**DATASET EXTRACT**:
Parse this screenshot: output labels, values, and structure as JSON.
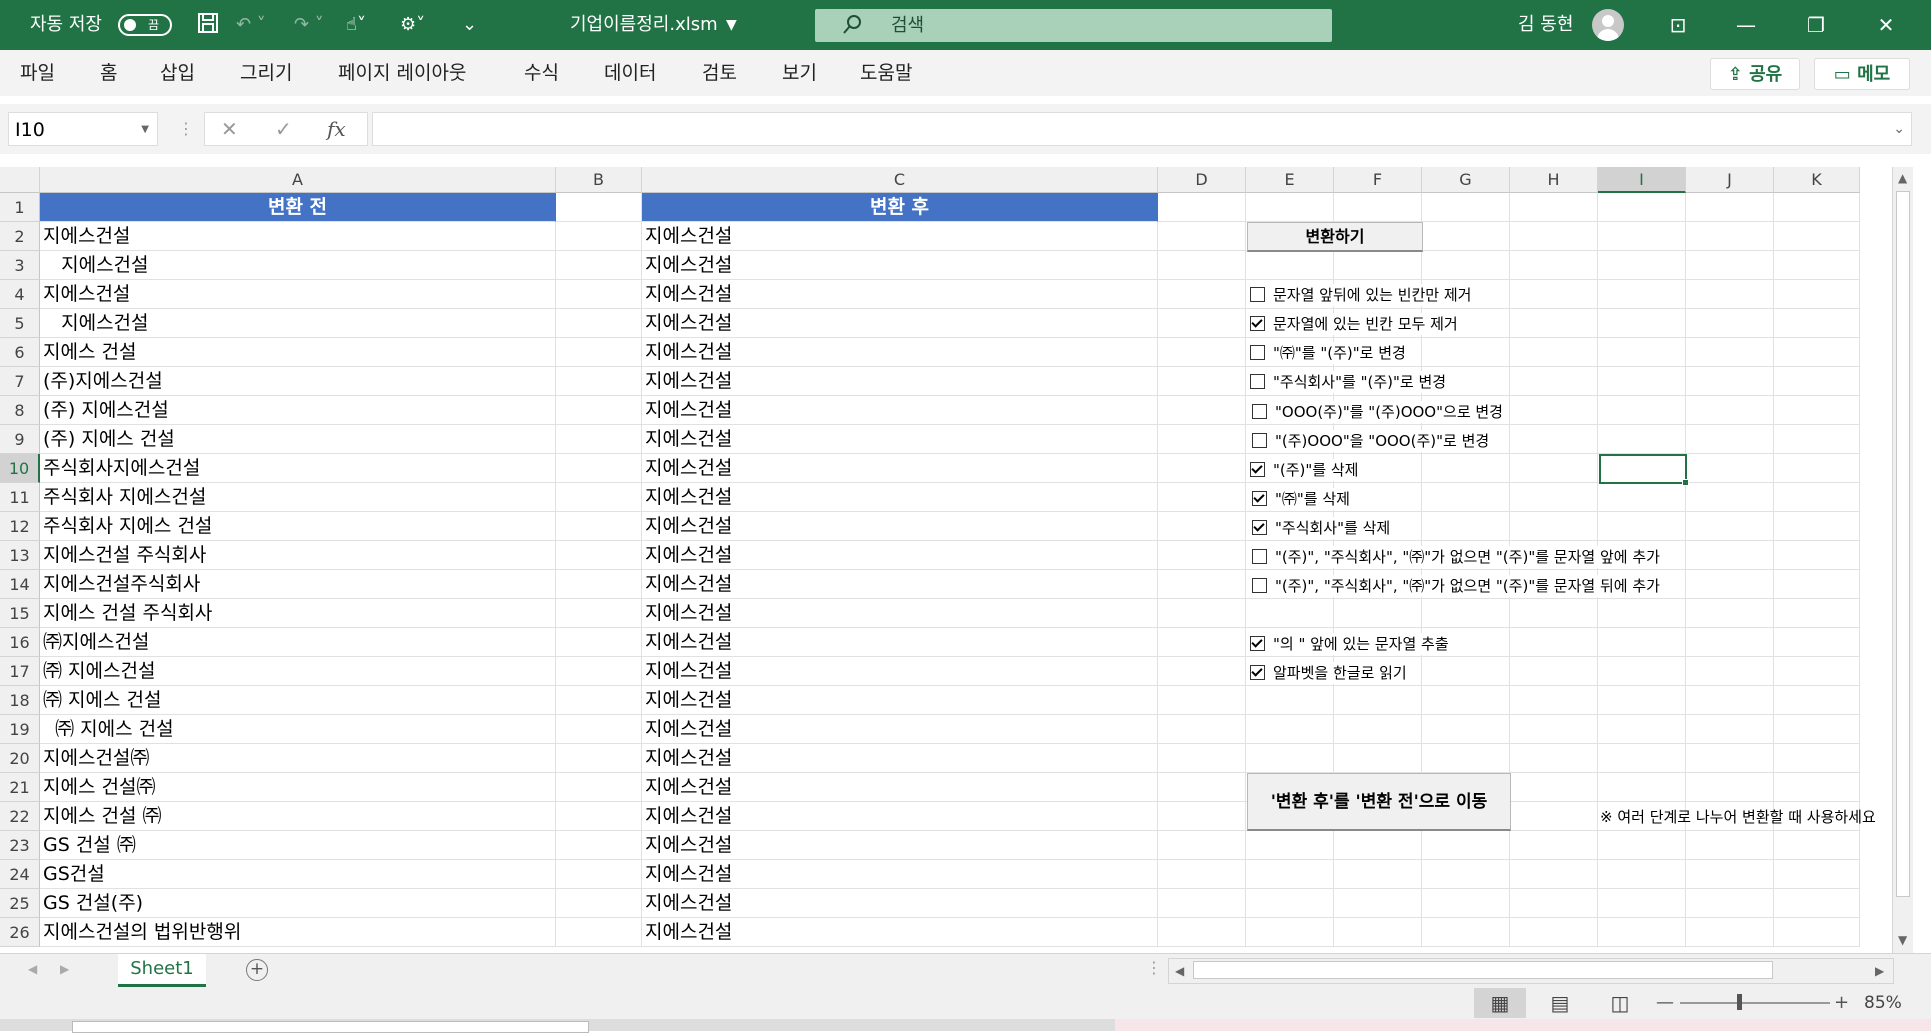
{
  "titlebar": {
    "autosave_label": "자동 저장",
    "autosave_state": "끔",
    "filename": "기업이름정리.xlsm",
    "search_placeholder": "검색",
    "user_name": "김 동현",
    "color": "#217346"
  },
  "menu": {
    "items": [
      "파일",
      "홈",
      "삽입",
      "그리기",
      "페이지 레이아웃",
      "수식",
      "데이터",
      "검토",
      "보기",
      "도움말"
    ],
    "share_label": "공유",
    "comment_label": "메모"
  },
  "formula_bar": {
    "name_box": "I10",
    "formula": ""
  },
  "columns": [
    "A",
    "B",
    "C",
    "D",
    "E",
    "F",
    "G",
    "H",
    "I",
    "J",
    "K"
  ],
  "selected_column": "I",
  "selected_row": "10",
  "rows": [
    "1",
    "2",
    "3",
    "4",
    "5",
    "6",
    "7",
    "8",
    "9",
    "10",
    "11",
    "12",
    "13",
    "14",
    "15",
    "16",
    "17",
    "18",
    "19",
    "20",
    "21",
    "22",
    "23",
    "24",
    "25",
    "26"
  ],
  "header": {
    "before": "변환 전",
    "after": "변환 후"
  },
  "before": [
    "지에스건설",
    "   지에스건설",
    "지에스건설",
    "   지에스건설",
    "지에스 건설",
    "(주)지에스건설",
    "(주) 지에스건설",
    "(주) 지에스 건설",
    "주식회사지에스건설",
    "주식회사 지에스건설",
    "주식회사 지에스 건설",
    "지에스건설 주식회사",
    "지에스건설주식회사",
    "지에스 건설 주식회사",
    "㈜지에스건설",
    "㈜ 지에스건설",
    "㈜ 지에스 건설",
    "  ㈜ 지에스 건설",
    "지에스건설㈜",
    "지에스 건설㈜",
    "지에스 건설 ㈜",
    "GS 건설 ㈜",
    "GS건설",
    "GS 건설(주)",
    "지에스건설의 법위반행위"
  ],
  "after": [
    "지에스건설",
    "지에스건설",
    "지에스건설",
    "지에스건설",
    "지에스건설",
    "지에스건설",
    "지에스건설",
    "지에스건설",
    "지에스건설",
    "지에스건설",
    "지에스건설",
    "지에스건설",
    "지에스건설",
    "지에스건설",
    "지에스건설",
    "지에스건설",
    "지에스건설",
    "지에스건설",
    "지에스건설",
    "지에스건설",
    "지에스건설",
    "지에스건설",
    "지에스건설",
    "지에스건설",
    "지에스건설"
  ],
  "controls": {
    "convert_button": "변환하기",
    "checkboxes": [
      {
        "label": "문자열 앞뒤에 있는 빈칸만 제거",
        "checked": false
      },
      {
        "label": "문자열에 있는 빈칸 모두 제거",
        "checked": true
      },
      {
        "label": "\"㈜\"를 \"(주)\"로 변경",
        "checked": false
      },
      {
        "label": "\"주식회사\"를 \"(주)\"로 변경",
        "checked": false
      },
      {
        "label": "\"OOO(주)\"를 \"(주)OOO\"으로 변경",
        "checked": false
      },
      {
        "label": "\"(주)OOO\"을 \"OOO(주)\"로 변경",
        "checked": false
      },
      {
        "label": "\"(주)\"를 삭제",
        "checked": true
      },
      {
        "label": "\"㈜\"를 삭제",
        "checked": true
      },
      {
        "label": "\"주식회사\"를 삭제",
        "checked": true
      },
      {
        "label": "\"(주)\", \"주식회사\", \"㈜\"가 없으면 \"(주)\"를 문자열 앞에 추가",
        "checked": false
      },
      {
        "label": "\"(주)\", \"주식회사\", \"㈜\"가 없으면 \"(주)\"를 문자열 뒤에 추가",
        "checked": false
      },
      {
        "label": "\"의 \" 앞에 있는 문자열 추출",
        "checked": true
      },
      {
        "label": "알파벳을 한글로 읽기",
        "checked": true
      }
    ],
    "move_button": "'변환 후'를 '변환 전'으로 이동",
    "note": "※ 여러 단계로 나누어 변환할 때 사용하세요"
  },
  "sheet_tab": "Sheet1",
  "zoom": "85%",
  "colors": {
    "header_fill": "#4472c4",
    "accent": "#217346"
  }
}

...

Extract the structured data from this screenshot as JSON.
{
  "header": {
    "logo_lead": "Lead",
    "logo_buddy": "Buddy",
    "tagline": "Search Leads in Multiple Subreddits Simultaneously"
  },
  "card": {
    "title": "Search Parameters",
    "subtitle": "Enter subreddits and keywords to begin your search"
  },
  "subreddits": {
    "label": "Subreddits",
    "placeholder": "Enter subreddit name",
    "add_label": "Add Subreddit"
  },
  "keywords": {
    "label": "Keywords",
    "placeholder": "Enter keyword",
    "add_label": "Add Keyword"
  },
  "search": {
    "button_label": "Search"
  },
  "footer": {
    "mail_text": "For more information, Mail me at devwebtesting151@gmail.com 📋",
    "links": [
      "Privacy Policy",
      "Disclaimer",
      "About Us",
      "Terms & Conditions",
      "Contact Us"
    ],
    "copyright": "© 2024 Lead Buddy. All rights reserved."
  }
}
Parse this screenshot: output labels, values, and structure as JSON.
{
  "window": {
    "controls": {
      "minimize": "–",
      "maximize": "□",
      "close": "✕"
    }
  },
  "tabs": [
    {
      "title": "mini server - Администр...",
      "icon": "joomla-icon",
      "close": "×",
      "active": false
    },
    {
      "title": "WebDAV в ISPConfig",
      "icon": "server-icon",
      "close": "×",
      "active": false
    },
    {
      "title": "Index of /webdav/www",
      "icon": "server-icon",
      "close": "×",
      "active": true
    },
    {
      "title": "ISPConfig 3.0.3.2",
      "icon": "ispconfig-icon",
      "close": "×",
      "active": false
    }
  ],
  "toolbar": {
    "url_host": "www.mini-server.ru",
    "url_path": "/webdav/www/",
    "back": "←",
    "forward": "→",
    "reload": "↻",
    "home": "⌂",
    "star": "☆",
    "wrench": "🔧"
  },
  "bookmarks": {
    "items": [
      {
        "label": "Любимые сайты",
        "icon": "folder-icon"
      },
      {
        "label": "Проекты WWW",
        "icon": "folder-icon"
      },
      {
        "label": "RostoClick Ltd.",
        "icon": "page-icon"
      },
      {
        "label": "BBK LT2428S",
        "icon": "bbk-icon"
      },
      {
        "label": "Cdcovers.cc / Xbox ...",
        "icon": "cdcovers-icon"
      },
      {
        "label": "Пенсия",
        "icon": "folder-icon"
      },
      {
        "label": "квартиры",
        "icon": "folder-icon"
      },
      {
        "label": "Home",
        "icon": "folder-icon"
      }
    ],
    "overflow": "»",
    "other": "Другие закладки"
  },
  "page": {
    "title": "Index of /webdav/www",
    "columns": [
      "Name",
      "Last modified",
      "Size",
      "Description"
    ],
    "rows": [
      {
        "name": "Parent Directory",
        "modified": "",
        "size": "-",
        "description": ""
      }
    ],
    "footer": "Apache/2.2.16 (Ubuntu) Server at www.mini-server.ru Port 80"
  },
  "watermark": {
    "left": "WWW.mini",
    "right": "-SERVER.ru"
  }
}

**INSTRUCTION**:
Track down every line of the material containing the string "Buddy", and copy it.

**TASK RESPONSE**:
    "logo_buddy": "Buddy",
    "copyright": "© 2024 Lead Buddy. All rights reserved."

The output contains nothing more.